• [Objective]:
Extend the passage on the Tea Party and the 2014 Republican primaries, picking up after its final sentence.

• [Document passage]:
■ ■ ■ ■ ■ ■ ■
3)  The Tea Party Lost Battles, Won the War. Here are two ways to look at 2014’s GOP primaries: (1) Tea Party-backed candidates lost in high-profile races; (2) the establishment favorites survived in party by adopting Tea Party topics and themes. Graham’s final media push in South Carolina, for example, focused on Obamacare, Benghazi ad the Keystone pipeline – not what one might expect of John McCain’s Senate acolyte. In Texas, John Cornyn delved into the IRS possibly targeting Texas Tea Partiers. In North Carolina, establishment favorite Thom Tillis talked up his state legislative record of tax reform and restricting abortion.
■ ■ ■ ■ ■ ■ ■
• [Source data]:
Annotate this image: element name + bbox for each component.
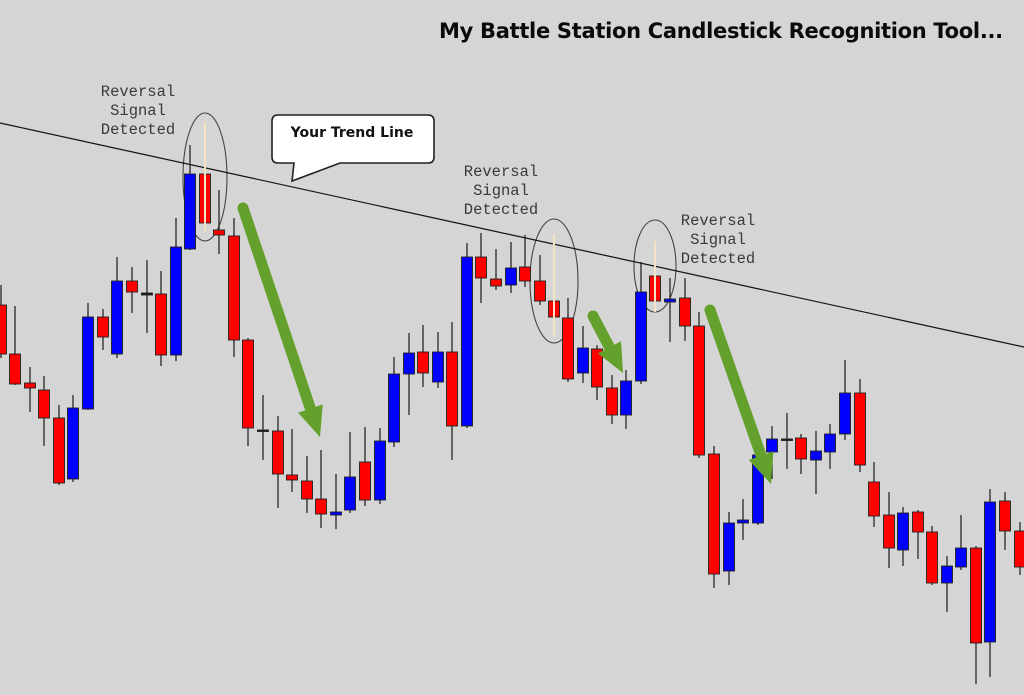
■ ■ ■ ■ ■ ■ ■
• [Response for this exercise]:
4)  The Civil War’s Still Being Fought in Mississippi. On June 24, a runoff in the Magnolia State could spell the end of Sen. Thad Cochran’s four decades in Washington. The next two weeks won’t lack for intrigue – Mitch McConnell is trying to infuse money into Cochran’s campaign via the National Republican Senatorial Committee; Tea Party favorite Chris McDaniel is counting on ideology trumping pragmatism. Remember this name: Travis Childers. Waiting in the wings to take on the GOP survivor from the runoff, he – and Mississippi – could be the unlikeliest of Democrat heroes this fall if he somehow finds a way to win in November.